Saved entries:
[START]
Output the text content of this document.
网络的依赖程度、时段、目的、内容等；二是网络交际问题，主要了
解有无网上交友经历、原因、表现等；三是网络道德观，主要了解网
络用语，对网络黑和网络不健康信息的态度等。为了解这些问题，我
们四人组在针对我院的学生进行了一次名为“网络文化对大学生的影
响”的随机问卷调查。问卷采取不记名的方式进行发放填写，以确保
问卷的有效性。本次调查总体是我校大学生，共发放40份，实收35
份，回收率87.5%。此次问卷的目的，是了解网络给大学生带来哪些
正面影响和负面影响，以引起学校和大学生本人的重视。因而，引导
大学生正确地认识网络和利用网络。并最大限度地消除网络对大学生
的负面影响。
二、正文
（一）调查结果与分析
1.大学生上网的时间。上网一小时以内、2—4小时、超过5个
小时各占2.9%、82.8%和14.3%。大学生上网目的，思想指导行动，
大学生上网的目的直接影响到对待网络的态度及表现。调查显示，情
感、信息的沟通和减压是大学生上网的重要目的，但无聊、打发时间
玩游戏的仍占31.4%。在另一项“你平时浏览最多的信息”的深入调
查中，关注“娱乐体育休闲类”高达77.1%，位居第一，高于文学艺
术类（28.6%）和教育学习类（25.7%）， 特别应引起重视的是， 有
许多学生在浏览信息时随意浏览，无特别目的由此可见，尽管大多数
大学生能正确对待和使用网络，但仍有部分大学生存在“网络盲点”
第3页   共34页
[END]
PROBLEM DESCRIPTION: Produce a verbatim transcription of the entries above.

RESPONSE FOR THIS EXERCISE:
Output the text content of this document.
网络的依赖程度、时段、目的、内容等；二是网络交际问题，主要了
解有无网上交友经历、原因、表现等；三是网络道德观，主要了解网
络用语，对网络黑和网络不健康信息的态度等。为了解这些问题，我
们四人组在针对我院的学生进行了一次名为“网络文化对大学生的影
响”的随机问卷调查。问卷采取不记名的方式进行发放填写，以确保
问卷的有效性。本次调查总体是我校大学生，共发放40份，实收35
份，回收率87.5%。此次问卷的目的，是了解网络给大学生带来哪些
正面影响和负面影响，以引起学校和大学生本人的重视。因而，引导
大学生正确地认识网络和利用网络。并最大限度地消除网络对大学生
的负面影响。
二、正文
（一）调查结果与分析
1.大学生上网的时间。上网一小时以内、2—4小时、超过5个
小时各占2.9%、82.8%和14.3%。大学生上网目的，思想指导行动，
大学生上网的目的直接影响到对待网络的态度及表现。调查显示，情
感、信息的沟通和减压是大学生上网的重要目的，但无聊、打发时间
玩游戏的仍占31.4%。在另一项“你平时浏览最多的信息”的深入调
查中，关注“娱乐体育休闲类”高达77.1%，位居第一，高于文学艺
术类（28.6%）和教育学习类（25.7%）， 特别应引起重视的是， 有
许多学生在浏览信息时随意浏览，无特别目的由此可见，尽管大多数
大学生能正确对待和使用网络，但仍有部分大学生存在“网络盲点”
第3页   共34页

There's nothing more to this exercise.